• _Task to carry out_
Below you will find a set of lines. Repeat them all exactly.

• _Material to process_
===
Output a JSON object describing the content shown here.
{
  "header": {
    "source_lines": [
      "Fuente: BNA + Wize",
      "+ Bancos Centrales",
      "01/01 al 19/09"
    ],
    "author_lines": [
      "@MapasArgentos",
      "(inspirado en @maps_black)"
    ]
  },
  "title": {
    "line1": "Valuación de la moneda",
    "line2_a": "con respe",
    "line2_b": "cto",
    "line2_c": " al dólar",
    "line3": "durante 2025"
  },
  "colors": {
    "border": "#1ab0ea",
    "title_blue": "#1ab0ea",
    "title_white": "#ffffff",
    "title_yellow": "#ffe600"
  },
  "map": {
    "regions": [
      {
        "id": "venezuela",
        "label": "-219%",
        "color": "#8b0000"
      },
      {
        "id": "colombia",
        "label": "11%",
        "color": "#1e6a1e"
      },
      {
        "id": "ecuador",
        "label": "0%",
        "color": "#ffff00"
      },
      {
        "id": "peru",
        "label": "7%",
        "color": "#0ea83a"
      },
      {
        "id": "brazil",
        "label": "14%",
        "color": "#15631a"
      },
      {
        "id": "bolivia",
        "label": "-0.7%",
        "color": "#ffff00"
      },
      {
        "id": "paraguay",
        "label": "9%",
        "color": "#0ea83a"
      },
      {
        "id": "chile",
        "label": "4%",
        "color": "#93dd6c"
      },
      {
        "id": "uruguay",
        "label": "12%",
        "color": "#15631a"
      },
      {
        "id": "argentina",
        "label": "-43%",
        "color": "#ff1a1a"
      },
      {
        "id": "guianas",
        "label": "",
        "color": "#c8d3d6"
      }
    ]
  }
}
===
• _Written reply_
Output a JSON object describing the content shown here.
{
  "header": {
    "source_lines": [
      "Fuente: BNA + Wize",
      "+ Bancos Centrales",
      "01/01 al 19/09"
    ],
    "author_lines": [
      "@MapasArgentos",
      "(inspirado en @maps_black)"
    ]
  },
  "title": {
    "line1": "Valuación de la moneda",
    "line2_a": "con respe",
    "line2_b": "cto",
    "line2_c": " al dólar",
    "line3": "durante 2025"
  },
  "colors": {
    "border": "#1ab0ea",
    "title_blue": "#1ab0ea",
    "title_white": "#ffffff",
    "title_yellow": "#ffe600"
  },
  "map": {
    "regions": [
      {
        "id": "venezuela",
        "label": "-219%",
        "color": "#8b0000"
      },
      {
        "id": "colombia",
        "label": "11%",
        "color": "#1e6a1e"
      },
      {
        "id": "ecuador",
        "label": "0%",
        "color": "#ffff00"
      },
      {
        "id": "peru",
        "label": "7%",
        "color": "#0ea83a"
      },
      {
        "id": "brazil",
        "label": "14%",
        "color": "#15631a"
      },
      {
        "id": "bolivia",
        "label": "-0.7%",
        "color": "#ffff00"
      },
      {
        "id": "paraguay",
        "label": "9%",
        "color": "#0ea83a"
      },
      {
        "id": "chile",
        "label": "4%",
        "color": "#93dd6c"
      },
      {
        "id": "uruguay",
        "label": "12%",
        "color": "#15631a"
      },
      {
        "id": "argentina",
        "label": "-43%",
        "color": "#ff1a1a"
      },
      {
        "id": "guianas",
        "label": "",
        "color": "#c8d3d6"
      }
    ]
  }
}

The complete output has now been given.